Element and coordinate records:

+---+

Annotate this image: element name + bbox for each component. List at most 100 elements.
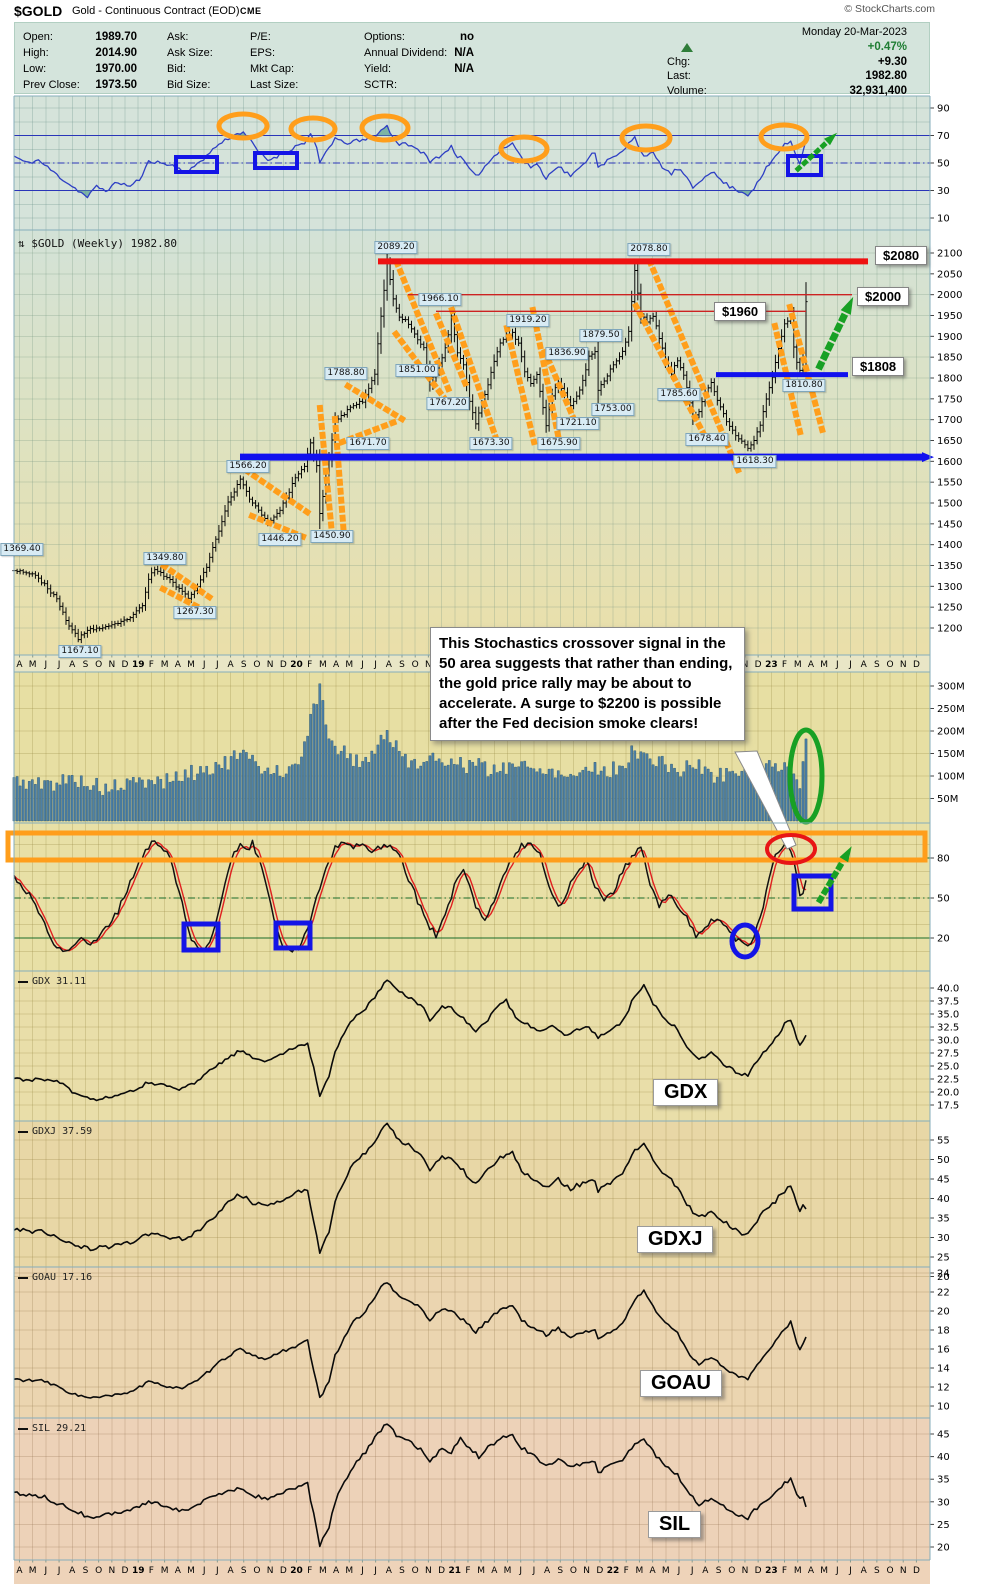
bottom-month-label: N [425, 1566, 432, 1576]
bottom-month-label: F [782, 1566, 787, 1576]
rsi-line [13, 124, 807, 199]
bottom-month-label: A [702, 1566, 709, 1576]
bottom-month-label: A [650, 1566, 657, 1576]
orange-dotted-trendline [529, 306, 563, 444]
price-label: 1450.90 [310, 530, 354, 543]
quote-label: Prev Close: [23, 79, 80, 91]
price-y-tick-label: 1550 [937, 478, 962, 489]
resistance-1960-label: $1960 [714, 302, 767, 321]
bottom-month-label: J [677, 1566, 681, 1576]
ohlc-chart-icon: ⇅ [18, 237, 25, 250]
last-label: Last: [667, 70, 691, 83]
orange-dotted-trendline [433, 312, 472, 394]
price-y-tick-label: 1700 [937, 415, 962, 426]
gdx-y-tick-label: 30.0 [937, 1036, 959, 1047]
orange-ellipse-annotation [758, 122, 810, 152]
orange-dotted-trendline [158, 584, 205, 613]
legend-line-icon [18, 1427, 28, 1430]
bottom-month-label: S [557, 1566, 563, 1576]
price-y-tick-label: 1350 [937, 561, 962, 572]
price-label: 1721.10 [556, 417, 600, 430]
bottom-month-label: M [820, 1566, 828, 1576]
bottom-month-label: D [755, 1566, 762, 1576]
quote-label: P/E: [250, 31, 271, 43]
gdxj-y-tick-label: 30 [937, 1233, 950, 1244]
rsi-y-tick-label: 30 [937, 186, 950, 197]
green-arrow-head [840, 296, 854, 315]
price-y-tick-label: 1650 [937, 436, 962, 447]
blue-rect-annotation [786, 154, 823, 177]
quote-row: Open: 1989.70 [23, 29, 137, 45]
price-label: 1671.70 [346, 437, 390, 450]
bottom-month-label: 23 [765, 1566, 778, 1576]
price-y-tick-label: 1300 [937, 582, 962, 593]
support-1808-label: $1808 [852, 357, 905, 376]
volume-value: 32,931,400 [849, 85, 907, 98]
bottom-month-label: M [662, 1566, 670, 1576]
price-label: 1349.80 [143, 552, 187, 565]
green-arrow-head [839, 846, 852, 863]
sil-y-tick-label: 35 [937, 1475, 950, 1486]
stoch-y-tick-label: 50 [937, 894, 950, 905]
gdx-y-tick-label: 27.5 [937, 1049, 959, 1060]
exchange-label: CME [240, 6, 262, 16]
sil-panel-label: SIL [648, 1511, 702, 1538]
orange-ellipse-annotation [288, 115, 338, 143]
quote-label: EPS: [250, 47, 276, 59]
bottom-month-label: D [596, 1566, 603, 1576]
price-label: 1879.50 [579, 329, 623, 342]
bottom-month-label: N [583, 1566, 590, 1576]
bottom-month-label: M [504, 1566, 512, 1576]
bottom-month-label: A [16, 1566, 23, 1576]
price-y-tick-label: 1200 [937, 624, 962, 635]
gdx-panel-bg [14, 971, 930, 1121]
price-label: 1673.30 [469, 437, 513, 450]
mid-month-label: A [386, 660, 393, 670]
quote-value: 1989.70 [95, 31, 137, 43]
bottom-month-label: M [794, 1566, 802, 1576]
price-label: 1788.80 [324, 367, 368, 380]
blue-rect-annotation [273, 920, 313, 951]
mid-month-label: O [412, 660, 419, 670]
gdx-y-tick-label: 17.5 [937, 1101, 959, 1112]
quote-label: SCTR: [364, 79, 397, 91]
green-dotted-arrow [794, 139, 830, 173]
goau-legend: GOAU 17.16 [18, 1272, 92, 1283]
symbol: $GOLD [14, 3, 63, 19]
bottom-month-label: 19 [132, 1566, 145, 1576]
rsi-y-tick-label: 70 [937, 131, 950, 142]
quote-change-block: Monday 20-Mar-2023 +0.47% Chg: +9.30 Last… [667, 25, 907, 99]
orange-ellipse-annotation [359, 113, 411, 143]
mid-month-label: F [782, 660, 787, 670]
mid-month-label: A [333, 660, 340, 670]
price-y-tick-label: 1850 [937, 353, 962, 364]
quote-value: 1970.00 [95, 63, 137, 75]
orange-dotted-trendline [541, 348, 580, 428]
bottom-month-label: O [253, 1566, 260, 1576]
quote-row: EPS: [250, 45, 342, 61]
orange-dotted-trendline [159, 561, 220, 606]
bottom-month-label: M [319, 1566, 327, 1576]
bottom-month-label: A [544, 1566, 551, 1576]
blue-rect-annotation [253, 151, 299, 170]
mid-month-label: A [227, 660, 234, 670]
mid-month-label: J [202, 660, 206, 670]
price-label: 1167.10 [58, 645, 102, 658]
bottom-month-label: N [108, 1566, 115, 1576]
mid-month-label: J [44, 660, 48, 670]
mid-month-label: D [122, 660, 129, 670]
volume-y-tick-label: 150M [937, 749, 965, 760]
bottom-axis-strip [14, 1560, 930, 1584]
percent-change: +0.47% [867, 40, 907, 53]
bottom-month-label: M [161, 1566, 169, 1576]
mid-month-label: F [307, 660, 312, 670]
orange-ellipse-annotation [619, 123, 673, 153]
price-y-tick-label: 1600 [937, 457, 962, 468]
orange-dotted-trendline [343, 381, 407, 424]
bottom-month-label: D [280, 1566, 287, 1576]
bottom-month-label: A [69, 1566, 76, 1576]
quote-row: Ask Size: [167, 45, 249, 61]
chg-value: +9.30 [877, 55, 907, 68]
bottom-month-label: J [57, 1566, 61, 1576]
mid-month-label: J [848, 660, 852, 670]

+---+

• _WHAT THE TASK REQUIRES_
Copy every one of the lines above word for word, and leave the pictures out of your copy.

• _SOLUTION_
Annotate this image: element name + bbox for each component. List at most 100 elements.
bottom-month-label: N [425, 1566, 432, 1576]
bottom-month-label: F [782, 1566, 787, 1576]
rsi-line [13, 124, 807, 199]
bottom-month-label: A [702, 1566, 709, 1576]
bottom-month-label: A [650, 1566, 657, 1576]
orange-dotted-trendline [529, 306, 563, 444]
price-label: 1450.90 [310, 530, 354, 543]
quote-label: Prev Close: [23, 79, 80, 91]
price-y-tick-label: 1550 [937, 478, 962, 489]
resistance-1960-label: $1960 [714, 302, 767, 321]
bottom-month-label: J [677, 1566, 681, 1576]
ohlc-chart-icon: ⇅ [18, 237, 25, 250]
last-label: Last: [667, 70, 691, 83]
orange-dotted-trendline [433, 312, 472, 394]
price-y-tick-label: 1700 [937, 415, 962, 426]
gdx-y-tick-label: 30.0 [937, 1036, 959, 1047]
orange-ellipse-annotation [758, 122, 810, 152]
orange-dotted-trendline [158, 584, 205, 613]
legend-line-icon [18, 1427, 28, 1430]
bottom-month-label: S [557, 1566, 563, 1576]
price-y-tick-label: 1350 [937, 561, 962, 572]
price-label: 1721.10 [556, 417, 600, 430]
bottom-month-label: M [820, 1566, 828, 1576]
bottom-month-label: D [755, 1566, 762, 1576]
quote-label: P/E: [250, 31, 271, 43]
gdxj-y-tick-label: 30 [937, 1233, 950, 1244]
rsi-y-tick-label: 30 [937, 186, 950, 197]
green-arrow-head [840, 296, 854, 315]
price-y-tick-label: 1650 [937, 436, 962, 447]
blue-rect-annotation [786, 154, 823, 177]
quote-row: Open: 1989.70 [23, 29, 137, 45]
price-label: 1671.70 [346, 437, 390, 450]
bottom-month-label: 23 [765, 1566, 778, 1576]
price-y-tick-label: 1300 [937, 582, 962, 593]
support-1808-label: $1808 [852, 357, 905, 376]
volume-value: 32,931,400 [849, 85, 907, 98]
bottom-month-label: M [662, 1566, 670, 1576]
price-label: 1349.80 [143, 552, 187, 565]
green-arrow-head [839, 846, 852, 863]
sil-y-tick-label: 35 [937, 1475, 950, 1486]
stoch-y-tick-label: 50 [937, 894, 950, 905]
gdx-y-tick-label: 27.5 [937, 1049, 959, 1060]
exchange-label: CME [240, 6, 262, 16]
sil-panel-label: SIL [648, 1511, 702, 1538]
orange-ellipse-annotation [288, 115, 338, 143]
quote-label: EPS: [250, 47, 276, 59]
bottom-month-label: D [596, 1566, 603, 1576]
price-label: 1879.50 [579, 329, 623, 342]
bottom-month-label: N [583, 1566, 590, 1576]
bottom-month-label: M [504, 1566, 512, 1576]
bottom-month-label: A [16, 1566, 23, 1576]
price-y-tick-label: 1200 [937, 624, 962, 635]
gdx-panel-bg [14, 971, 930, 1121]
price-label: 1673.30 [469, 437, 513, 450]
mid-month-label: A [386, 660, 393, 670]
quote-value: 1989.70 [95, 31, 137, 43]
bottom-month-label: M [794, 1566, 802, 1576]
price-label: 1788.80 [324, 367, 368, 380]
blue-rect-annotation [273, 920, 313, 951]
mid-month-label: O [412, 660, 419, 670]
gdx-y-tick-label: 17.5 [937, 1101, 959, 1112]
quote-label: SCTR: [364, 79, 397, 91]
green-dotted-arrow [794, 139, 830, 173]
goau-legend: GOAU 17.16 [18, 1272, 92, 1283]
symbol: $GOLD [14, 3, 63, 19]
bottom-month-label: 19 [132, 1566, 145, 1576]
rsi-y-tick-label: 70 [937, 131, 950, 142]
quote-change-block: Monday 20-Mar-2023 +0.47% Chg: +9.30 Last… [667, 25, 907, 99]
orange-ellipse-annotation [359, 113, 411, 143]
mid-month-label: F [782, 660, 787, 670]
mid-month-label: A [333, 660, 340, 670]
price-y-tick-label: 1850 [937, 353, 962, 364]
quote-value: 1970.00 [95, 63, 137, 75]
orange-dotted-trendline [541, 348, 580, 428]
bottom-month-label: O [253, 1566, 260, 1576]
quote-row: EPS: [250, 45, 342, 61]
orange-dotted-trendline [159, 561, 220, 606]
bottom-month-label: M [319, 1566, 327, 1576]
bottom-month-label: A [544, 1566, 551, 1576]
blue-rect-annotation [253, 151, 299, 170]
mid-month-label: A [227, 660, 234, 670]
mid-month-label: J [202, 660, 206, 670]
price-label: 1167.10 [58, 645, 102, 658]
bottom-month-label: N [108, 1566, 115, 1576]
mid-month-label: J [44, 660, 48, 670]
mid-month-label: D [122, 660, 129, 670]
volume-y-tick-label: 150M [937, 749, 965, 760]
bottom-axis-strip [14, 1560, 930, 1584]
percent-change: +0.47% [867, 40, 907, 53]
bottom-month-label: M [161, 1566, 169, 1576]
mid-month-label: F [307, 660, 312, 670]
orange-ellipse-annotation [619, 123, 673, 153]
price-y-tick-label: 1600 [937, 457, 962, 468]
orange-dotted-trendline [343, 381, 407, 424]
bottom-month-label: D [280, 1566, 287, 1576]
bottom-month-label: A [69, 1566, 76, 1576]
quote-row: Ask Size: [167, 45, 249, 61]
chg-value: +9.30 [877, 55, 907, 68]
bottom-month-label: J [57, 1566, 61, 1576]
mid-month-label: J [848, 660, 852, 670]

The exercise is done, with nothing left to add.